> **TASK OBJECTIVE**: Count the lines below that contain the word "Extract". Give only the number.

> **RECORDS SHOWN**:
────────────────
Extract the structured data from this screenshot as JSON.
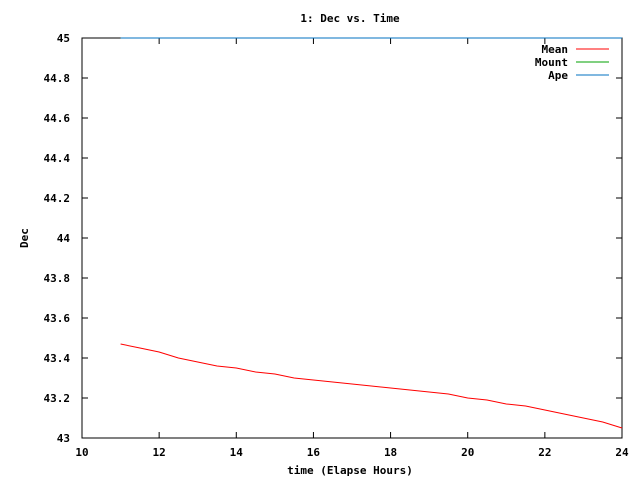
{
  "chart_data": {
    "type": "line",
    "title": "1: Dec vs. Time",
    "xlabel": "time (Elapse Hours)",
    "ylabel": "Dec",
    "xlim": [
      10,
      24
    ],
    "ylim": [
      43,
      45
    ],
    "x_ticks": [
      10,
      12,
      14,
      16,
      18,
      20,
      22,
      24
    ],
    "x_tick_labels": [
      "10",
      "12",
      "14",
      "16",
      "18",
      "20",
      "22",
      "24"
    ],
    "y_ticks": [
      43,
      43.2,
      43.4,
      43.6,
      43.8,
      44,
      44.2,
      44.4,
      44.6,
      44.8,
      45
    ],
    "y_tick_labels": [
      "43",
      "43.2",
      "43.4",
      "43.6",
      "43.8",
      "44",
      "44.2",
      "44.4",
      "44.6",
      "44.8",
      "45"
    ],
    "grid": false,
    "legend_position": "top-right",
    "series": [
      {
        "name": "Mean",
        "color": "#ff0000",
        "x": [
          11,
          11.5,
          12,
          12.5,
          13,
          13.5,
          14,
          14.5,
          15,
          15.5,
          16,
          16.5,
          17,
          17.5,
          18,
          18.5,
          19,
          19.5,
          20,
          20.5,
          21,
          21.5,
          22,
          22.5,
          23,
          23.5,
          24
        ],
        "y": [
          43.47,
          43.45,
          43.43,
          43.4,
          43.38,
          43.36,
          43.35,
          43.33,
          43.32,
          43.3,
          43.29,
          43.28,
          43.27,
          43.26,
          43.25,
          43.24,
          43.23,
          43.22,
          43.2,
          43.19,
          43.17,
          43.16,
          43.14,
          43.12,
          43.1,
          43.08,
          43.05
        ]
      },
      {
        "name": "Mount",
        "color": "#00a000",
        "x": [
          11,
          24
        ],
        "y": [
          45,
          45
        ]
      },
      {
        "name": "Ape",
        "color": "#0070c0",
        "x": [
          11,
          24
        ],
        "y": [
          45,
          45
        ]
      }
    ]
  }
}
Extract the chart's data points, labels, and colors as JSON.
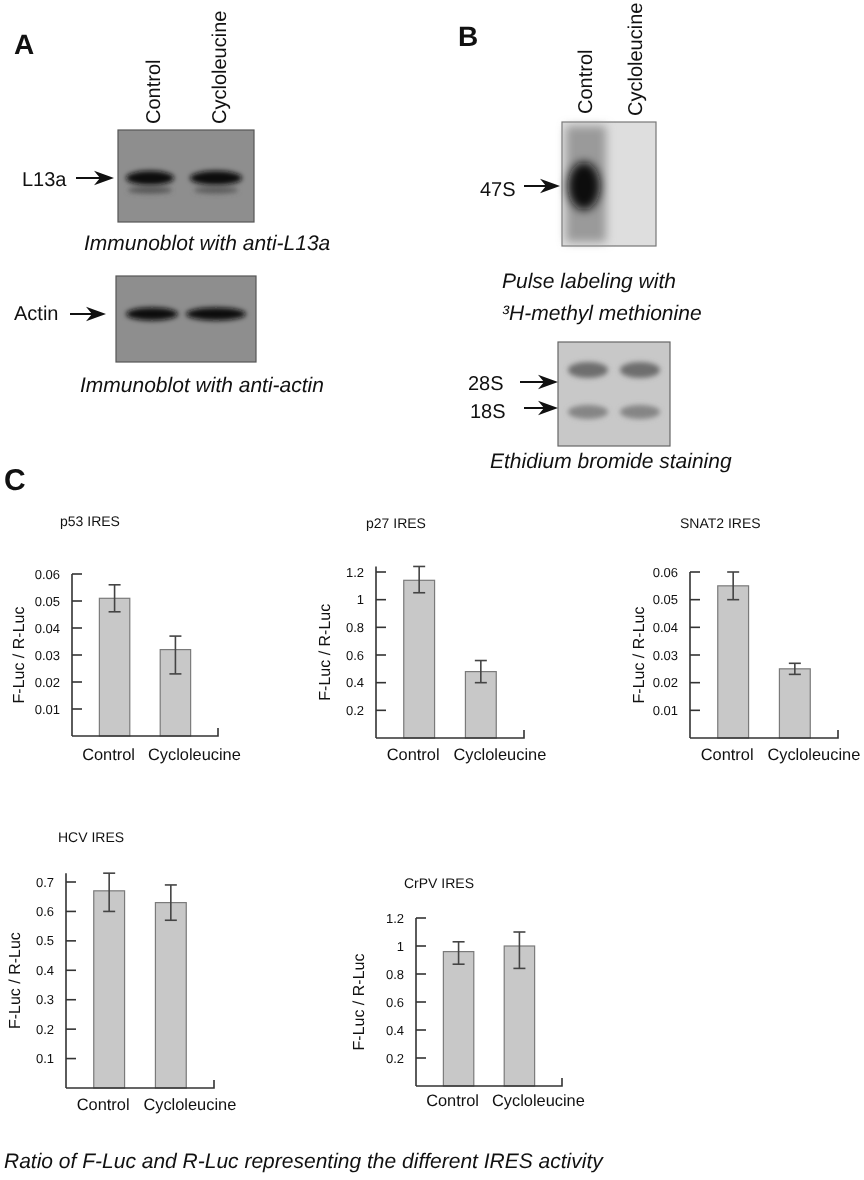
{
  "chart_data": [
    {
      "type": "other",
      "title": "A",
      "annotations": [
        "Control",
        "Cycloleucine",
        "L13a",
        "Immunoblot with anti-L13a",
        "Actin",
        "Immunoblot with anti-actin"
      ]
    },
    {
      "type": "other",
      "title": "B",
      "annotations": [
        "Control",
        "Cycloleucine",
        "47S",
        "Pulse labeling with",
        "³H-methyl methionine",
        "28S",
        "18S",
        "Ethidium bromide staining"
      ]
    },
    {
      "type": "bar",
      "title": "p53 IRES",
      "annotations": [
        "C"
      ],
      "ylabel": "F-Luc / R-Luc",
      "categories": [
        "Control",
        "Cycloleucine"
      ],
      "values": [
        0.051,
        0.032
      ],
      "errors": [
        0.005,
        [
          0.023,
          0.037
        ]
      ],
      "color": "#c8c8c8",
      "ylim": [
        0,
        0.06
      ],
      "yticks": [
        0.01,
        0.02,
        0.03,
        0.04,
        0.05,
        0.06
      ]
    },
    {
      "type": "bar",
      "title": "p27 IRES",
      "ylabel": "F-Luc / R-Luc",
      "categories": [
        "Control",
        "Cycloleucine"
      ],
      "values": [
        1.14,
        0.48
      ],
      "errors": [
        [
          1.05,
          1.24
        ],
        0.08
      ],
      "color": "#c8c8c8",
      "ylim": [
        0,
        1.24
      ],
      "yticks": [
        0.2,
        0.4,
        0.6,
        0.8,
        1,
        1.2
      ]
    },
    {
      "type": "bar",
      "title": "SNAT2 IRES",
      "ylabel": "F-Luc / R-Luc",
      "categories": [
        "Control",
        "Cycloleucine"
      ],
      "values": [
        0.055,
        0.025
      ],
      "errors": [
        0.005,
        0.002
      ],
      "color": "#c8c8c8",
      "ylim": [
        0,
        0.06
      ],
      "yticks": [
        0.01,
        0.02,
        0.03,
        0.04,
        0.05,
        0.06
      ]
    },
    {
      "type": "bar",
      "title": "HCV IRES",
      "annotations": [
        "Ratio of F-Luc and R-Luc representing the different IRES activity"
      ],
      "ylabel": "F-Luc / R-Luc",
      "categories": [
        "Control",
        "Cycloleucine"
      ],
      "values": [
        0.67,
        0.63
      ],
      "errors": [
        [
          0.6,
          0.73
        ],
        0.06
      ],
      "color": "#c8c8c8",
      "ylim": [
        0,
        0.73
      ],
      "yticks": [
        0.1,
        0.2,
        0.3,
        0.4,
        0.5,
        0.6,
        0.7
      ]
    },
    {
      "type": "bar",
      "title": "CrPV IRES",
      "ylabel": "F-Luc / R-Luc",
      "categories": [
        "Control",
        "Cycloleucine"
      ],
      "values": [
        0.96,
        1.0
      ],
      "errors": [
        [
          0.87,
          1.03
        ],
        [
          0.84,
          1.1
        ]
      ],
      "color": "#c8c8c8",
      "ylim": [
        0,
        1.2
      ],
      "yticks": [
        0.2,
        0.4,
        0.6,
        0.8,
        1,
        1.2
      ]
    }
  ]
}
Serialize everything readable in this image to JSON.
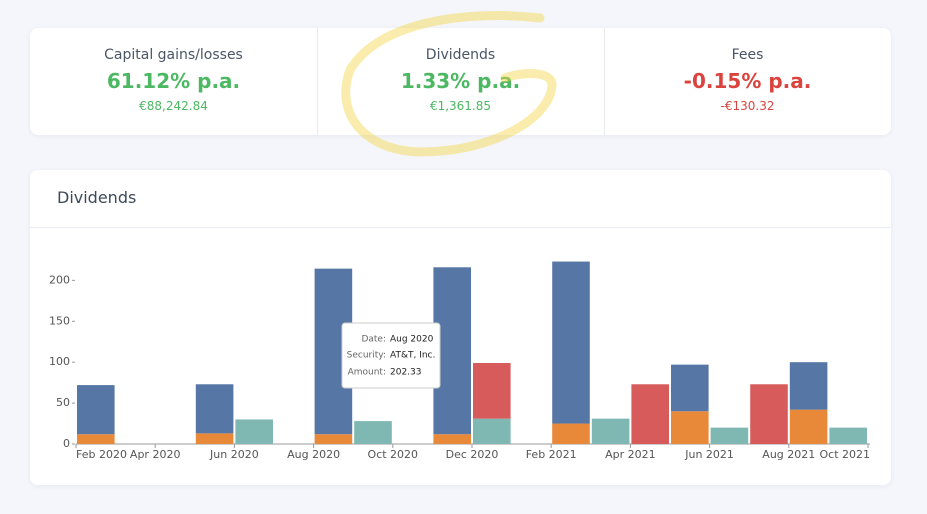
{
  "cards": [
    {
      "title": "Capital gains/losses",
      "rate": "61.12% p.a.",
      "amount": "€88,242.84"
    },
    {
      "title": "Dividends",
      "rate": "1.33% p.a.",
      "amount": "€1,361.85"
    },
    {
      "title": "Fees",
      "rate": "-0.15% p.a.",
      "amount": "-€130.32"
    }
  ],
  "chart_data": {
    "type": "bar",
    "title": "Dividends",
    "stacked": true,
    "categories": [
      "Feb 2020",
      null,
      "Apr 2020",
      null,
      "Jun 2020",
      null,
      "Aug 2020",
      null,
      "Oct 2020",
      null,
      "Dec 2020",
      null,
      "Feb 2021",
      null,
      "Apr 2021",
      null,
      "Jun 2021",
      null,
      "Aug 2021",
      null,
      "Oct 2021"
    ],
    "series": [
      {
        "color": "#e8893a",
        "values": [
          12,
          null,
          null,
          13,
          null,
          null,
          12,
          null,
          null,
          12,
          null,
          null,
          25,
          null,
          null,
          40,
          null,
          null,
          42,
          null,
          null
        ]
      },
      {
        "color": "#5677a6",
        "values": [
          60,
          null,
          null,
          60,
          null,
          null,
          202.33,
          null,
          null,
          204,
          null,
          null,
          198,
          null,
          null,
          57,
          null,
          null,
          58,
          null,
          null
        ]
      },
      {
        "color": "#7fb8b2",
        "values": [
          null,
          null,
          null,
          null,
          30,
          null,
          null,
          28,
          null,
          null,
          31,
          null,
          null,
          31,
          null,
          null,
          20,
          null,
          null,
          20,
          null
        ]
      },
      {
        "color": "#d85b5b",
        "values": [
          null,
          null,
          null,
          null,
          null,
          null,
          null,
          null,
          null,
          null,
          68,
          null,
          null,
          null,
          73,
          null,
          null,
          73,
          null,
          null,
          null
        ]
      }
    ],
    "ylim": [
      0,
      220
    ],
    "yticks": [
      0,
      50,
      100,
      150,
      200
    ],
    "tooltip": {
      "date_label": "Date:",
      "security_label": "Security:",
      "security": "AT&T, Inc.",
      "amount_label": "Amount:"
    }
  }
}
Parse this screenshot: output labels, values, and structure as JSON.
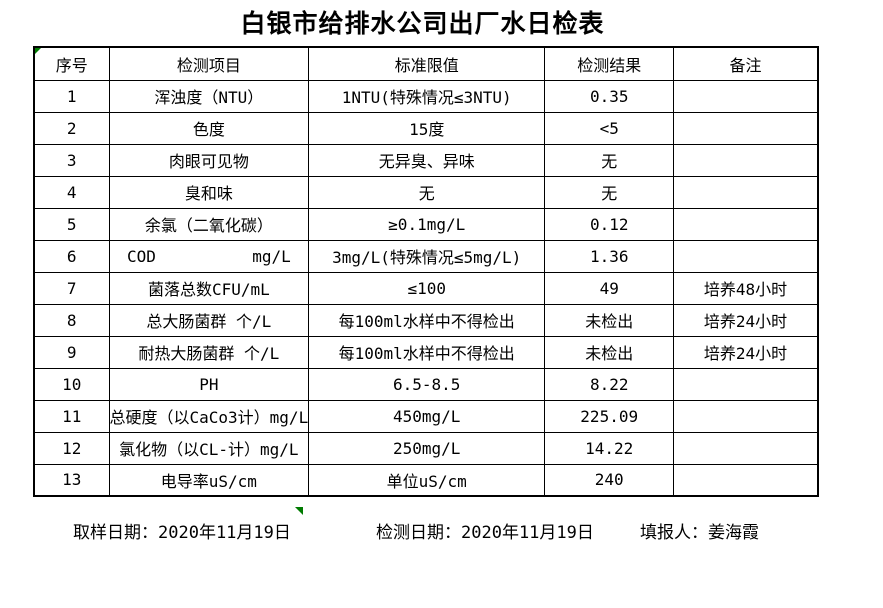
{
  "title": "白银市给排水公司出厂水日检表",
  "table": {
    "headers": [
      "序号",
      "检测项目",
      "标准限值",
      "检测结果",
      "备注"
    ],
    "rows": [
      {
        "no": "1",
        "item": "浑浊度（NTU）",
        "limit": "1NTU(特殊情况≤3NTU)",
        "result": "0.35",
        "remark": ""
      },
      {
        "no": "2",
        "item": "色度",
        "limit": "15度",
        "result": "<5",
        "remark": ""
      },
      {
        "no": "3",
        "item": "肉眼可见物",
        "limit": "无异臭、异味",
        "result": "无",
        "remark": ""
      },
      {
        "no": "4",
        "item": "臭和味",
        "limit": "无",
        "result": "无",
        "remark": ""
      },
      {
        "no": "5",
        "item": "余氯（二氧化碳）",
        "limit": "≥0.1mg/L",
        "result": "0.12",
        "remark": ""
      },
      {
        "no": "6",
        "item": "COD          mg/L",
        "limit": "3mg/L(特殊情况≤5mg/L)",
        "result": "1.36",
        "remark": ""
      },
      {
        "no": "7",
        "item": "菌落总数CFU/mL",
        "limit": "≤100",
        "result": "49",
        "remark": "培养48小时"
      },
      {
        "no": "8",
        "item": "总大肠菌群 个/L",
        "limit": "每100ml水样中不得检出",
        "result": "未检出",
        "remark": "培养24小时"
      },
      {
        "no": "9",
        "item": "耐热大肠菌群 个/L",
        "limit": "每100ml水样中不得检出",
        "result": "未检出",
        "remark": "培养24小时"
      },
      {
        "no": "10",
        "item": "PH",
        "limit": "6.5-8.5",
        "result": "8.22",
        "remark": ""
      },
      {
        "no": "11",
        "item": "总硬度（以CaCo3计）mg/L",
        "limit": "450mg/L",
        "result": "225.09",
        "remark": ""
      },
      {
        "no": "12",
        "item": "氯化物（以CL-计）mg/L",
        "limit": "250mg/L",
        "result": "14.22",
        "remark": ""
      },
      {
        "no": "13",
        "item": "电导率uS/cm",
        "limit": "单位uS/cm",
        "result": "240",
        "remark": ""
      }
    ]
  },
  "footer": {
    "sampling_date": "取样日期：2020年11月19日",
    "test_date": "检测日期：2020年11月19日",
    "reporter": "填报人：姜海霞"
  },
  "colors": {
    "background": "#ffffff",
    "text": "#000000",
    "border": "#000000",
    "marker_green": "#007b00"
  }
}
────────────────
> **RESULT OF THE TASK**: 2